## ENTRIES SHOWN:
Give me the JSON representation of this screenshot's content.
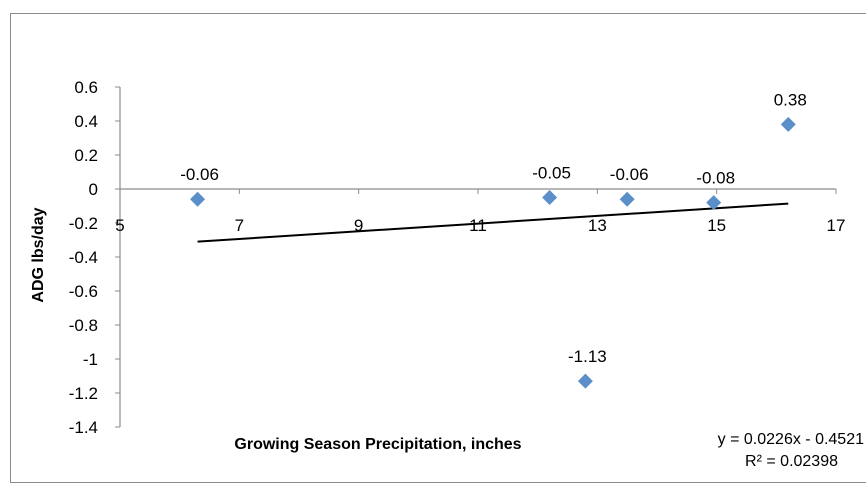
{
  "chart_data": {
    "type": "scatter",
    "title": "",
    "xlabel": "Growing Season Precipitation, inches",
    "ylabel": "ADG lbs/day",
    "xlim": [
      5,
      17
    ],
    "ylim": [
      -1.4,
      0.6
    ],
    "xticks": [
      5,
      7,
      9,
      11,
      13,
      15,
      17
    ],
    "yticks": [
      0.6,
      0.4,
      0.2,
      0,
      -0.2,
      -0.4,
      -0.6,
      -0.8,
      -1,
      -1.2,
      -1.4
    ],
    "ytick_labels": [
      "0.6",
      "0.4",
      "0.2",
      "0",
      "-0.2",
      "-0.4",
      "-0.6",
      "-0.8",
      "-1",
      "-1.2",
      "-1.4"
    ],
    "marker_color": "#5b8fc9",
    "points": [
      {
        "x": 6.3,
        "y": -0.06,
        "label": "-0.06"
      },
      {
        "x": 12.2,
        "y": -0.05,
        "label": "-0.05"
      },
      {
        "x": 12.8,
        "y": -1.13,
        "label": "-1.13"
      },
      {
        "x": 13.5,
        "y": -0.06,
        "label": "-0.06"
      },
      {
        "x": 14.95,
        "y": -0.08,
        "label": "-0.08"
      },
      {
        "x": 16.2,
        "y": 0.38,
        "label": "0.38"
      }
    ],
    "trendline": {
      "slope": 0.0226,
      "intercept": -0.4521,
      "x_range": [
        6.3,
        16.2
      ],
      "equation": "y = 0.0226x - 0.4521",
      "r_squared": "R² = 0.02398"
    },
    "grid": false,
    "legend": "none"
  }
}
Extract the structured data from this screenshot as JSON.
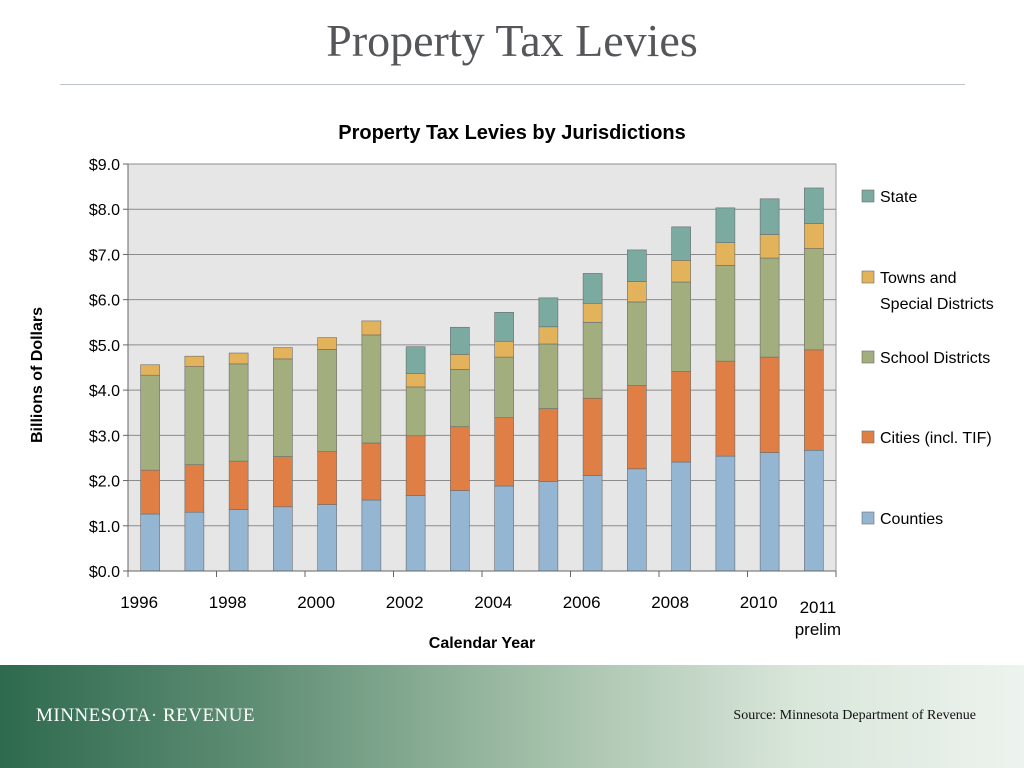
{
  "slide": {
    "title": "Property Tax Levies"
  },
  "footer": {
    "logo_text": "MINNESOTA· REVENUE",
    "source": "Source:  Minnesota Department of Revenue"
  },
  "colors": {
    "Counties": "#94b6d3",
    "Cities (incl. TIF)": "#e07f45",
    "School Districts": "#a2ae7d",
    "Towns and Special Districts": "#e2b35a",
    "State": "#7aaaa0",
    "plot_background": "#e6e6e6"
  },
  "chart_data": {
    "type": "bar",
    "stacked": true,
    "title": "Property Tax Levies by Jurisdictions",
    "xlabel": "Calendar Year",
    "ylabel": "Billions of Dollars",
    "ylim": [
      0,
      9
    ],
    "yticks": [
      "$0.0",
      "$1.0",
      "$2.0",
      "$3.0",
      "$4.0",
      "$5.0",
      "$6.0",
      "$7.0",
      "$8.0",
      "$9.0"
    ],
    "grid": true,
    "legend_position": "right",
    "categories": [
      "1996",
      "1997",
      "1998",
      "1999",
      "2000",
      "2001",
      "2002",
      "2003",
      "2004",
      "2005",
      "2006",
      "2007",
      "2008",
      "2009",
      "2010",
      "2011 prelim"
    ],
    "shown_tick_labels": [
      "1996",
      "1998",
      "2000",
      "2002",
      "2004",
      "2006",
      "2008",
      "2010",
      "2011 prelim"
    ],
    "series": [
      {
        "name": "Counties",
        "values": [
          1.26,
          1.3,
          1.36,
          1.42,
          1.47,
          1.57,
          1.67,
          1.78,
          1.88,
          1.98,
          2.11,
          2.26,
          2.41,
          2.54,
          2.62,
          2.67
        ]
      },
      {
        "name": "Cities (incl. TIF)",
        "values": [
          0.97,
          1.05,
          1.07,
          1.11,
          1.17,
          1.26,
          1.32,
          1.41,
          1.51,
          1.61,
          1.71,
          1.84,
          2.0,
          2.1,
          2.11,
          2.22
        ]
      },
      {
        "name": "School Districts",
        "values": [
          2.1,
          2.17,
          2.15,
          2.16,
          2.26,
          2.39,
          1.08,
          1.27,
          1.34,
          1.43,
          1.68,
          1.85,
          1.98,
          2.12,
          2.19,
          2.24
        ]
      },
      {
        "name": "Towns and Special Districts",
        "values": [
          0.23,
          0.23,
          0.24,
          0.25,
          0.26,
          0.31,
          0.3,
          0.33,
          0.35,
          0.38,
          0.42,
          0.45,
          0.48,
          0.5,
          0.52,
          0.55
        ]
      },
      {
        "name": "State",
        "values": [
          0,
          0,
          0,
          0,
          0,
          0,
          0.59,
          0.6,
          0.64,
          0.64,
          0.66,
          0.7,
          0.74,
          0.77,
          0.79,
          0.79
        ]
      }
    ]
  }
}
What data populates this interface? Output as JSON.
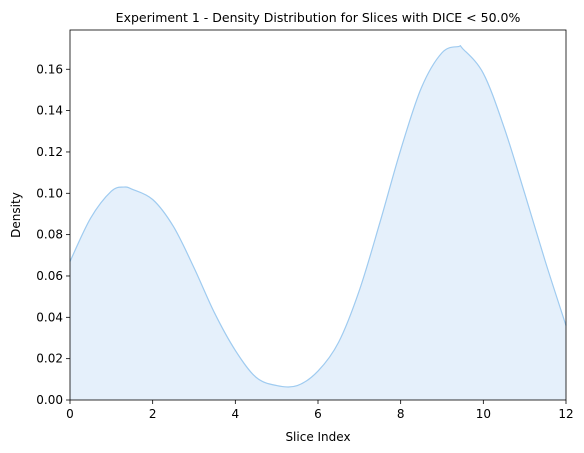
{
  "chart_data": {
    "type": "area",
    "title": "Experiment 1 - Density Distribution for Slices with DICE < 50.0%",
    "xlabel": "Slice Index",
    "ylabel": "Density",
    "xlim": [
      0,
      12
    ],
    "ylim": [
      0,
      0.179
    ],
    "xticks": [
      0,
      2,
      4,
      6,
      8,
      10,
      12
    ],
    "xtick_labels": [
      "0",
      "2",
      "4",
      "6",
      "8",
      "10",
      "12"
    ],
    "yticks": [
      0,
      0.02,
      0.04,
      0.06,
      0.08,
      0.1,
      0.12,
      0.14,
      0.16
    ],
    "ytick_labels": [
      "0.00",
      "0.02",
      "0.04",
      "0.06",
      "0.08",
      "0.10",
      "0.12",
      "0.14",
      "0.16"
    ],
    "grid": false,
    "colors": {
      "line": "#9fcbf0",
      "fill": "#e5f0fb"
    },
    "series": [
      {
        "x": [
          0,
          0.5,
          1,
          1.3,
          1.5,
          2,
          2.5,
          3,
          3.5,
          4,
          4.5,
          5,
          5.5,
          6,
          6.5,
          7,
          7.5,
          8,
          8.5,
          9,
          9.4,
          9.5,
          10,
          10.5,
          11,
          11.5,
          12
        ],
        "y": [
          0.067,
          0.088,
          0.101,
          0.103,
          0.102,
          0.097,
          0.084,
          0.064,
          0.042,
          0.024,
          0.011,
          0.007,
          0.007,
          0.014,
          0.028,
          0.053,
          0.086,
          0.121,
          0.151,
          0.168,
          0.171,
          0.17,
          0.158,
          0.132,
          0.1,
          0.067,
          0.036
        ]
      }
    ]
  }
}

## STATED TASK:
Copy exactly, please, the lines that run from the line holding "What data populates" through the closing line of the material above, omitting every picture.

## RESULT OF THE TASK:
What data populates this interface? Output as JSON.
{
  "chart_data": {
    "type": "area",
    "title": "Experiment 1 - Density Distribution for Slices with DICE < 50.0%",
    "xlabel": "Slice Index",
    "ylabel": "Density",
    "xlim": [
      0,
      12
    ],
    "ylim": [
      0,
      0.179
    ],
    "xticks": [
      0,
      2,
      4,
      6,
      8,
      10,
      12
    ],
    "xtick_labels": [
      "0",
      "2",
      "4",
      "6",
      "8",
      "10",
      "12"
    ],
    "yticks": [
      0,
      0.02,
      0.04,
      0.06,
      0.08,
      0.1,
      0.12,
      0.14,
      0.16
    ],
    "ytick_labels": [
      "0.00",
      "0.02",
      "0.04",
      "0.06",
      "0.08",
      "0.10",
      "0.12",
      "0.14",
      "0.16"
    ],
    "grid": false,
    "colors": {
      "line": "#9fcbf0",
      "fill": "#e5f0fb"
    },
    "series": [
      {
        "x": [
          0,
          0.5,
          1,
          1.3,
          1.5,
          2,
          2.5,
          3,
          3.5,
          4,
          4.5,
          5,
          5.5,
          6,
          6.5,
          7,
          7.5,
          8,
          8.5,
          9,
          9.4,
          9.5,
          10,
          10.5,
          11,
          11.5,
          12
        ],
        "y": [
          0.067,
          0.088,
          0.101,
          0.103,
          0.102,
          0.097,
          0.084,
          0.064,
          0.042,
          0.024,
          0.011,
          0.007,
          0.007,
          0.014,
          0.028,
          0.053,
          0.086,
          0.121,
          0.151,
          0.168,
          0.171,
          0.17,
          0.158,
          0.132,
          0.1,
          0.067,
          0.036
        ]
      }
    ]
  }
}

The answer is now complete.